▶ _EXERCISE GOAL_
Copy all the entries word for word, but omit the pictures.

▶ _DATA IN THIS EXERCISE_
*-*-*
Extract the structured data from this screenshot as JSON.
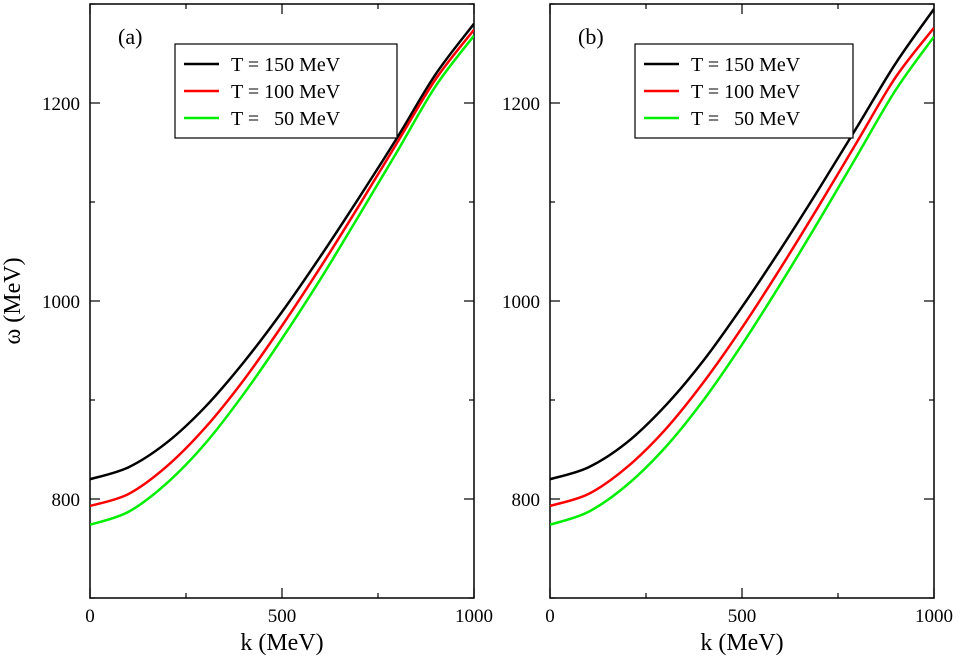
{
  "chart_data": [
    {
      "type": "line",
      "panel_label": "(a)",
      "xlabel": "k (MeV)",
      "ylabel": "ω (MeV)",
      "xlim": [
        0,
        1000
      ],
      "ylim": [
        700,
        1300
      ],
      "xticks": [
        0,
        500,
        1000
      ],
      "yticks": [
        800,
        1000,
        1200
      ],
      "legend_position": "top-center",
      "x": [
        0,
        100,
        200,
        300,
        400,
        500,
        600,
        700,
        800,
        900,
        1000
      ],
      "series": [
        {
          "name": "T = 150 MeV",
          "color": "#000000",
          "values": [
            820,
            832,
            857,
            893,
            938,
            989,
            1045,
            1104,
            1165,
            1229,
            1280
          ]
        },
        {
          "name": "T = 100 MeV",
          "color": "#ff0000",
          "values": [
            793,
            805,
            833,
            872,
            920,
            975,
            1034,
            1096,
            1160,
            1224,
            1274
          ]
        },
        {
          "name": "T =   50 MeV",
          "color": "#00ee00",
          "values": [
            774,
            787,
            816,
            856,
            906,
            962,
            1022,
            1086,
            1151,
            1217,
            1268
          ]
        }
      ]
    },
    {
      "type": "line",
      "panel_label": "(b)",
      "xlabel": "k (MeV)",
      "ylabel": "",
      "xlim": [
        0,
        1000
      ],
      "ylim": [
        700,
        1300
      ],
      "xticks": [
        0,
        500,
        1000
      ],
      "yticks": [
        800,
        1000,
        1200
      ],
      "legend_position": "top-center",
      "x": [
        0,
        100,
        200,
        300,
        400,
        500,
        600,
        700,
        800,
        900,
        1000
      ],
      "series": [
        {
          "name": "T = 150 MeV",
          "color": "#000000",
          "values": [
            820,
            832,
            857,
            894,
            940,
            994,
            1052,
            1113,
            1176,
            1240,
            1295
          ]
        },
        {
          "name": "T = 100 MeV",
          "color": "#ff0000",
          "values": [
            793,
            805,
            832,
            870,
            918,
            973,
            1033,
            1096,
            1161,
            1226,
            1276
          ]
        },
        {
          "name": "T =   50 MeV",
          "color": "#00ee00",
          "values": [
            774,
            787,
            814,
            852,
            900,
            956,
            1017,
            1081,
            1147,
            1213,
            1267
          ]
        }
      ]
    }
  ]
}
*-*-*
▶ _WRITTEN ANSWER_
Extract the structured data from this screenshot as JSON.
{
  "chart_data": [
    {
      "type": "line",
      "panel_label": "(a)",
      "xlabel": "k (MeV)",
      "ylabel": "ω (MeV)",
      "xlim": [
        0,
        1000
      ],
      "ylim": [
        700,
        1300
      ],
      "xticks": [
        0,
        500,
        1000
      ],
      "yticks": [
        800,
        1000,
        1200
      ],
      "legend_position": "top-center",
      "x": [
        0,
        100,
        200,
        300,
        400,
        500,
        600,
        700,
        800,
        900,
        1000
      ],
      "series": [
        {
          "name": "T = 150 MeV",
          "color": "#000000",
          "values": [
            820,
            832,
            857,
            893,
            938,
            989,
            1045,
            1104,
            1165,
            1229,
            1280
          ]
        },
        {
          "name": "T = 100 MeV",
          "color": "#ff0000",
          "values": [
            793,
            805,
            833,
            872,
            920,
            975,
            1034,
            1096,
            1160,
            1224,
            1274
          ]
        },
        {
          "name": "T =   50 MeV",
          "color": "#00ee00",
          "values": [
            774,
            787,
            816,
            856,
            906,
            962,
            1022,
            1086,
            1151,
            1217,
            1268
          ]
        }
      ]
    },
    {
      "type": "line",
      "panel_label": "(b)",
      "xlabel": "k (MeV)",
      "ylabel": "",
      "xlim": [
        0,
        1000
      ],
      "ylim": [
        700,
        1300
      ],
      "xticks": [
        0,
        500,
        1000
      ],
      "yticks": [
        800,
        1000,
        1200
      ],
      "legend_position": "top-center",
      "x": [
        0,
        100,
        200,
        300,
        400,
        500,
        600,
        700,
        800,
        900,
        1000
      ],
      "series": [
        {
          "name": "T = 150 MeV",
          "color": "#000000",
          "values": [
            820,
            832,
            857,
            894,
            940,
            994,
            1052,
            1113,
            1176,
            1240,
            1295
          ]
        },
        {
          "name": "T = 100 MeV",
          "color": "#ff0000",
          "values": [
            793,
            805,
            832,
            870,
            918,
            973,
            1033,
            1096,
            1161,
            1226,
            1276
          ]
        },
        {
          "name": "T =   50 MeV",
          "color": "#00ee00",
          "values": [
            774,
            787,
            814,
            852,
            900,
            956,
            1017,
            1081,
            1147,
            1213,
            1267
          ]
        }
      ]
    }
  ]
}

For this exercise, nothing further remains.